=== Description of the task ===
Change every "vertex-marker" in the records below to "corner-marker", and leave everything else unchanged.

(Excerpt from a dataset)

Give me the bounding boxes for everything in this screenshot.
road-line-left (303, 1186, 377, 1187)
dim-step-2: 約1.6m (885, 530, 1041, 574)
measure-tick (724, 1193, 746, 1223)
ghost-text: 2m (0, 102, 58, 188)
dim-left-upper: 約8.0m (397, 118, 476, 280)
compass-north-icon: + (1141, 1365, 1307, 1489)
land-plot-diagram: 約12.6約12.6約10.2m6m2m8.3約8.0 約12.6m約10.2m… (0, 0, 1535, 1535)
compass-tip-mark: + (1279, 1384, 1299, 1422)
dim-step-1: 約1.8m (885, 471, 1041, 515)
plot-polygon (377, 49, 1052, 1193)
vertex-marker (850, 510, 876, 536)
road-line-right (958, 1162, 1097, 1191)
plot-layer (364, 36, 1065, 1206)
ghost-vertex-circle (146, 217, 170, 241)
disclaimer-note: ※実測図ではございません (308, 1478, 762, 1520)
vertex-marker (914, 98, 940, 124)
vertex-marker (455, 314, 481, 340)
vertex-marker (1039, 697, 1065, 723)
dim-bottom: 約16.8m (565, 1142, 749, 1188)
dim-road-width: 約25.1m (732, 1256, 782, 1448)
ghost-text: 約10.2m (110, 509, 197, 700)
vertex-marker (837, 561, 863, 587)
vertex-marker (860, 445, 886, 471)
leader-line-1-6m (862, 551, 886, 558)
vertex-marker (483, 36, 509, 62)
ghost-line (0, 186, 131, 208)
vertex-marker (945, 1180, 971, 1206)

=== Solution to this exercise ===
Give me the bounding boxes for everything in this screenshot.
road-line-left (303, 1186, 377, 1187)
dim-step-2: 約1.6m (885, 530, 1041, 574)
measure-tick (724, 1193, 746, 1223)
ghost-text: 2m (0, 102, 58, 188)
dim-left-upper: 約8.0m (397, 118, 476, 280)
compass-north-icon: + (1141, 1365, 1307, 1489)
land-plot-diagram: 約12.6約12.6約10.2m6m2m8.3約8.0 約12.6m約10.2m… (0, 0, 1535, 1535)
compass-tip-mark: + (1279, 1384, 1299, 1422)
dim-step-1: 約1.8m (885, 471, 1041, 515)
plot-polygon (377, 49, 1052, 1193)
corner-marker (850, 510, 876, 536)
road-line-right (958, 1162, 1097, 1191)
plot-layer (364, 36, 1065, 1206)
ghost-vertex-circle (146, 217, 170, 241)
disclaimer-note: ※実測図ではございません (308, 1478, 762, 1520)
corner-marker (914, 98, 940, 124)
corner-marker (455, 314, 481, 340)
corner-marker (1039, 697, 1065, 723)
dim-bottom: 約16.8m (565, 1142, 749, 1188)
dim-road-width: 約25.1m (732, 1256, 782, 1448)
ghost-text: 約10.2m (110, 509, 197, 700)
corner-marker (837, 561, 863, 587)
corner-marker (860, 445, 886, 471)
leader-line-1-6m (862, 551, 886, 558)
corner-marker (483, 36, 509, 62)
ghost-line (0, 186, 131, 208)
corner-marker (945, 1180, 971, 1206)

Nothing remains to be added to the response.